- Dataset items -
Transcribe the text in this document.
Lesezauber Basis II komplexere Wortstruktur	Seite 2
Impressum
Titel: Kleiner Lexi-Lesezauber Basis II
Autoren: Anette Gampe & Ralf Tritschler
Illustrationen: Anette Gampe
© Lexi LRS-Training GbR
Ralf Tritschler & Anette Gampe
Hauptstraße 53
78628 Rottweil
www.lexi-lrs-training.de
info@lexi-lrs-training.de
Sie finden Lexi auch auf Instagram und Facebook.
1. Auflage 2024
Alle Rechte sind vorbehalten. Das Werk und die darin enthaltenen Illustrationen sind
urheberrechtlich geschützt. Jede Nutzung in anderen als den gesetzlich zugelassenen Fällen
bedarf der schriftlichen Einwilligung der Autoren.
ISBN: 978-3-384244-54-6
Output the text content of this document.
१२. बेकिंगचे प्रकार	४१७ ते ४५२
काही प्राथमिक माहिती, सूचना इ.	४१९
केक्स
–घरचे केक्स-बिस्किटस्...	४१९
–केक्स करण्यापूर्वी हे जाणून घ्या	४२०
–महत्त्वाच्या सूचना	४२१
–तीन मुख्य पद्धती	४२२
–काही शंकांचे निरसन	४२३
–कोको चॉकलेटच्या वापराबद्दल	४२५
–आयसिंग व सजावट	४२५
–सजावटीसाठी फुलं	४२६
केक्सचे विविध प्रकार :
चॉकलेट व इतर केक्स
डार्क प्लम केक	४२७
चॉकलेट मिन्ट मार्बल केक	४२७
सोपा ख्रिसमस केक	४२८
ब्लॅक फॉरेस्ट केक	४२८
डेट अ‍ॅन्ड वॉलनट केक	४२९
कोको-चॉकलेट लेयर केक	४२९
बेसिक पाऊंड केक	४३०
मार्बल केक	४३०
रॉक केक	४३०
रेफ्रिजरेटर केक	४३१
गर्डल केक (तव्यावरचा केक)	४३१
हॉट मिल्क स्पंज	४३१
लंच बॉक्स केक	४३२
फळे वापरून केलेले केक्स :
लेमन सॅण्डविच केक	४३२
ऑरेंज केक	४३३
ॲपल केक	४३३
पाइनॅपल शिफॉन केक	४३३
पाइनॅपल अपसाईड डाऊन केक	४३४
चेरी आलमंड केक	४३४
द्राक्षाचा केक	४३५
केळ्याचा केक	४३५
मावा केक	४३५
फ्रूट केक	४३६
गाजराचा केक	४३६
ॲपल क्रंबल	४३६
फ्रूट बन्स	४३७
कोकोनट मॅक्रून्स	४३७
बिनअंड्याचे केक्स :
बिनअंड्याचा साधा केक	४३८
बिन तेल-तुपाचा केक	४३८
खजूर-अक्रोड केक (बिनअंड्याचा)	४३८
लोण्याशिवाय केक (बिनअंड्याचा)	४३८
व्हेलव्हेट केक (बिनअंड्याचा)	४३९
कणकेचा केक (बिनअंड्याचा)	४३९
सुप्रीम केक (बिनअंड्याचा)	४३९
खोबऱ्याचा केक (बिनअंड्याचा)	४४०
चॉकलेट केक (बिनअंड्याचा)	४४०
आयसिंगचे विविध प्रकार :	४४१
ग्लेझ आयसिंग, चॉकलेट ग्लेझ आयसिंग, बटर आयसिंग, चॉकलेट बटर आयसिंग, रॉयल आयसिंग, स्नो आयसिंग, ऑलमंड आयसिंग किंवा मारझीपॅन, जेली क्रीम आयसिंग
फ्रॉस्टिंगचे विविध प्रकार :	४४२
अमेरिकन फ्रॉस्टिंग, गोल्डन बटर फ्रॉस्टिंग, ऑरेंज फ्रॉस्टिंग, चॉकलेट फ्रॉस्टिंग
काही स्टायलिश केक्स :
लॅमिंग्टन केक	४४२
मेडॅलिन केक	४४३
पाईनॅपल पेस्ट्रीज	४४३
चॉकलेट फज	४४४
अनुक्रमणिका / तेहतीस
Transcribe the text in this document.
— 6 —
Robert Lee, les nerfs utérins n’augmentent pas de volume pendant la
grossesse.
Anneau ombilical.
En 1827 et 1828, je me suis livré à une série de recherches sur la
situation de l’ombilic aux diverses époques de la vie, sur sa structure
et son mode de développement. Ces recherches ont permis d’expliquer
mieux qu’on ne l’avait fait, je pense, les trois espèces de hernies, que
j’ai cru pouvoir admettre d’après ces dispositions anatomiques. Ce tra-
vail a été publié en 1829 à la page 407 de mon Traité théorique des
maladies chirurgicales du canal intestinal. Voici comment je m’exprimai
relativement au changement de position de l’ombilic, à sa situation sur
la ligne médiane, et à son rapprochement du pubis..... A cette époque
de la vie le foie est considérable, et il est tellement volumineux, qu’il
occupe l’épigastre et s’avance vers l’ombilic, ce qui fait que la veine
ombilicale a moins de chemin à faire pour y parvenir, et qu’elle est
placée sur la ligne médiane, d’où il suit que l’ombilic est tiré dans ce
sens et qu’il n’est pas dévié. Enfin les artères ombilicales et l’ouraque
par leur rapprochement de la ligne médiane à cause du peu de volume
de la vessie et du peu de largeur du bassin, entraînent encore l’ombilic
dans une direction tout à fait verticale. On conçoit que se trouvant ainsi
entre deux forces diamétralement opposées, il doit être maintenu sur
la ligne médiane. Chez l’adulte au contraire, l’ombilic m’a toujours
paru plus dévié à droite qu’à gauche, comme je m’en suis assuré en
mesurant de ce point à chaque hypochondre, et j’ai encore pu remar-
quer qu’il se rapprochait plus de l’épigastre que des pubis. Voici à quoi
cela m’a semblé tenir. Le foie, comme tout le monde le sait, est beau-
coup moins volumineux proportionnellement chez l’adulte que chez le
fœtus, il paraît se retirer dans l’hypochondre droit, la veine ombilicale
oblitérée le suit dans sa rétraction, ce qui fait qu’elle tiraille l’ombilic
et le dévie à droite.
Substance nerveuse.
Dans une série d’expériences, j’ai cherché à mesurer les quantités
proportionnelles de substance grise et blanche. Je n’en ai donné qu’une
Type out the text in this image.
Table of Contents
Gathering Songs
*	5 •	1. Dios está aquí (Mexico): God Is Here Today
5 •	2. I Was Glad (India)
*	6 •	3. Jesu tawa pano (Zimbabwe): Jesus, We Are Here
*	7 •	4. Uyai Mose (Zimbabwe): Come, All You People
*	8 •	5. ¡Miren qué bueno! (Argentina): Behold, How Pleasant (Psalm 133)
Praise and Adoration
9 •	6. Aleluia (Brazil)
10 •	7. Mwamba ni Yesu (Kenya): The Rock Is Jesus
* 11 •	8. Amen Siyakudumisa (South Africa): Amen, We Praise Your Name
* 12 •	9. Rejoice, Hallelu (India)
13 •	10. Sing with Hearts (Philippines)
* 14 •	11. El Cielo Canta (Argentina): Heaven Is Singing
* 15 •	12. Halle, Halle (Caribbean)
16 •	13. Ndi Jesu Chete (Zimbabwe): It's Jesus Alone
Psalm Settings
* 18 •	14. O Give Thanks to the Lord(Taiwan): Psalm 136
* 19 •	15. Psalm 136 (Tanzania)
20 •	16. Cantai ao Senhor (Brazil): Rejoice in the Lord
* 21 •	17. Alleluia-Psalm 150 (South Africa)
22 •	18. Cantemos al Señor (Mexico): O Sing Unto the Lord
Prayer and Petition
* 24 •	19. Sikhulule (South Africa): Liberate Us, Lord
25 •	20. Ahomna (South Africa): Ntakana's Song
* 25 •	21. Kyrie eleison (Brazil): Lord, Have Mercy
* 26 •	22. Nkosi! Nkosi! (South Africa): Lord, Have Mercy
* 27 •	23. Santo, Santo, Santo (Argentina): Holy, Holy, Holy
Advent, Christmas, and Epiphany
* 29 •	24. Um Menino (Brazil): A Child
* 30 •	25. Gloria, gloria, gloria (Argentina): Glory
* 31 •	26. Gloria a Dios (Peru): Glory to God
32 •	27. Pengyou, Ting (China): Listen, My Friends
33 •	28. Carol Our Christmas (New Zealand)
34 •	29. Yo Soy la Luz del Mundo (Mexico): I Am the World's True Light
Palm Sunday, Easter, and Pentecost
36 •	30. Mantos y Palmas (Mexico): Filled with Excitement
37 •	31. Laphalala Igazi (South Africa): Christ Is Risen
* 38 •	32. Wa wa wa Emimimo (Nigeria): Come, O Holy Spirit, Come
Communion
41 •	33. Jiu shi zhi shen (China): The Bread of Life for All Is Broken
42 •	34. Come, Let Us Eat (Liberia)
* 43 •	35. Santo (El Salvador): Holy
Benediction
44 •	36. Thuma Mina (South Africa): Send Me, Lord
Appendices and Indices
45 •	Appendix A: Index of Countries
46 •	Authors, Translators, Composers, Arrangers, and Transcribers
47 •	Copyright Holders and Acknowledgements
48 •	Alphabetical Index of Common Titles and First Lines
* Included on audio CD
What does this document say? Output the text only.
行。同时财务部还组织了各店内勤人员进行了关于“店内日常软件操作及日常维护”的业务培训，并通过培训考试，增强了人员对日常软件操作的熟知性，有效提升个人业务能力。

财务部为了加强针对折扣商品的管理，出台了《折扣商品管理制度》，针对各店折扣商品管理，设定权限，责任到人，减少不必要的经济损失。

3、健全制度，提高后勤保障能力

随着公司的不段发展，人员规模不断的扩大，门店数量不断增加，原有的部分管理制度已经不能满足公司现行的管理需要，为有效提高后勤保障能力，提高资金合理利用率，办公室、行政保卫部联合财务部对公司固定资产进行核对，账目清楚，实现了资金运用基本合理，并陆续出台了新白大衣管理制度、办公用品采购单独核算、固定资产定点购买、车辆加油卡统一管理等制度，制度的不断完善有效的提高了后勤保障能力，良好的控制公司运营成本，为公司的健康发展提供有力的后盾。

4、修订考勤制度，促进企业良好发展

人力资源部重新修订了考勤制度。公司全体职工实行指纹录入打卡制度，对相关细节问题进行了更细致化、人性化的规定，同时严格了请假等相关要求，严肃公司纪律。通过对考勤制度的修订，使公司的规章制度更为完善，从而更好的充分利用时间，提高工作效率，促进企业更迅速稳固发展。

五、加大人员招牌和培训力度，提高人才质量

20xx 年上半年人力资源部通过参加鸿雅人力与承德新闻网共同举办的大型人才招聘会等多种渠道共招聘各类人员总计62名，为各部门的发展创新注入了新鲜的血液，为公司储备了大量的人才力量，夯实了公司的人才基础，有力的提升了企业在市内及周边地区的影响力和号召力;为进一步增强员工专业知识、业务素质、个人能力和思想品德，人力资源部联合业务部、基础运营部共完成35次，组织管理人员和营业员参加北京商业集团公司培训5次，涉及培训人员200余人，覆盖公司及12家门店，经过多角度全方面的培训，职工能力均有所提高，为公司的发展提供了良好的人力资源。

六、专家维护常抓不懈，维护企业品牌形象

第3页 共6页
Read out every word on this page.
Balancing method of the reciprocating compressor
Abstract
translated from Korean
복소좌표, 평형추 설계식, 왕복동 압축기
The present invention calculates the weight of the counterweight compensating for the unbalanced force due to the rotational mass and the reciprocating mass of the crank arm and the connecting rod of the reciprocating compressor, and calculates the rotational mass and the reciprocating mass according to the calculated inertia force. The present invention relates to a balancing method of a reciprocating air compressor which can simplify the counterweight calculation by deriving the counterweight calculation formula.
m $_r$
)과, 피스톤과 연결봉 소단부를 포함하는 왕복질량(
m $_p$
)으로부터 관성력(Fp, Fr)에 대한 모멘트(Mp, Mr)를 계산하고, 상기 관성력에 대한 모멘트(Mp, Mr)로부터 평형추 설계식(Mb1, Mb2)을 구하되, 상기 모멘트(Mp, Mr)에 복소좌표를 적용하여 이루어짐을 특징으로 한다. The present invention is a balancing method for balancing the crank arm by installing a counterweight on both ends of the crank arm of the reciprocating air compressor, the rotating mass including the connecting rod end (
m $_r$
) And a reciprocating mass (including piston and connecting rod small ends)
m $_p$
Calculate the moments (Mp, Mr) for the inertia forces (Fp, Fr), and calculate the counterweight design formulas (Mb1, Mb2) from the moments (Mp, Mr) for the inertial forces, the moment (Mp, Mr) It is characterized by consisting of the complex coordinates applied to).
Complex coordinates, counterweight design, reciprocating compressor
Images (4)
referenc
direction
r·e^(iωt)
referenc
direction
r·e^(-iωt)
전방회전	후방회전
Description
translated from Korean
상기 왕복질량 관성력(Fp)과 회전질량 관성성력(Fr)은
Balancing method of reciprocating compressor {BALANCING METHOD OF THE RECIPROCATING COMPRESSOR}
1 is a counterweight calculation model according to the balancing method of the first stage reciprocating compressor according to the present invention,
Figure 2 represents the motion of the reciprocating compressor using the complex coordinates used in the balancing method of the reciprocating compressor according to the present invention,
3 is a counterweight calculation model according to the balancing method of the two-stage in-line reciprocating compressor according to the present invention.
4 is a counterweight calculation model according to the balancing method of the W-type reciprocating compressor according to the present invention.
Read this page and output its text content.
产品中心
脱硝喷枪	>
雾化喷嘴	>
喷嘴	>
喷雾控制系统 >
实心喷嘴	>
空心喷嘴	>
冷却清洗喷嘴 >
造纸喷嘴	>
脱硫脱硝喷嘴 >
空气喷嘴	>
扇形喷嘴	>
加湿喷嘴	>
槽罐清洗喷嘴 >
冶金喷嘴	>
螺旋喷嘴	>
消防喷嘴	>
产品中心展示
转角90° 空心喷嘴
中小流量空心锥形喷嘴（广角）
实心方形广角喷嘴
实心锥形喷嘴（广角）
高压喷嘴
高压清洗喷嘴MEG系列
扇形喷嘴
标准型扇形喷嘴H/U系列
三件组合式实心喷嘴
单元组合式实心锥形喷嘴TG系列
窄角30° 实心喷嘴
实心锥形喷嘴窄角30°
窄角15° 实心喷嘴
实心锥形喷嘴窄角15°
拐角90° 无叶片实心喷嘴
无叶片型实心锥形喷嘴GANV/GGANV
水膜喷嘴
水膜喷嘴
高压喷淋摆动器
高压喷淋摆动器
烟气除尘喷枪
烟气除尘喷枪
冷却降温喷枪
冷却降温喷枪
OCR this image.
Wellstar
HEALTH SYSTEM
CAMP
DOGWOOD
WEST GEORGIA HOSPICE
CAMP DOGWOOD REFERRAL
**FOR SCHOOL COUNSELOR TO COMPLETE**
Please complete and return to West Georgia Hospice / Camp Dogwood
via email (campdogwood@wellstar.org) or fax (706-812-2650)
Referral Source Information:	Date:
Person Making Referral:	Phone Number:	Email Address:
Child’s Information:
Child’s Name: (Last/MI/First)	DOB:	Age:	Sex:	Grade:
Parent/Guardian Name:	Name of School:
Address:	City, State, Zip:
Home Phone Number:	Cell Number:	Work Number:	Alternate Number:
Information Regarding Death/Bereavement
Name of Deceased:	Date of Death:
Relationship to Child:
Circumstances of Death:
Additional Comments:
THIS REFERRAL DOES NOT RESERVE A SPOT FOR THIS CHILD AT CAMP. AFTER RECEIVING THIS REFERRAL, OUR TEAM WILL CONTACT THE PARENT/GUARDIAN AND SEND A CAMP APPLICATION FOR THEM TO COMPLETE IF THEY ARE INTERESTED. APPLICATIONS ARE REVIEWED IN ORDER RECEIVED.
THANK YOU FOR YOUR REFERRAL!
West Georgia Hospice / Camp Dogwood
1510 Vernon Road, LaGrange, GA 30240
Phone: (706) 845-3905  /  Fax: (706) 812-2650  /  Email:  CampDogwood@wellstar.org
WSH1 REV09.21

- Work to do -
Look through the records above and report how many lines hold the word "Tritschler", giving only the number.

- Solution for this task -
2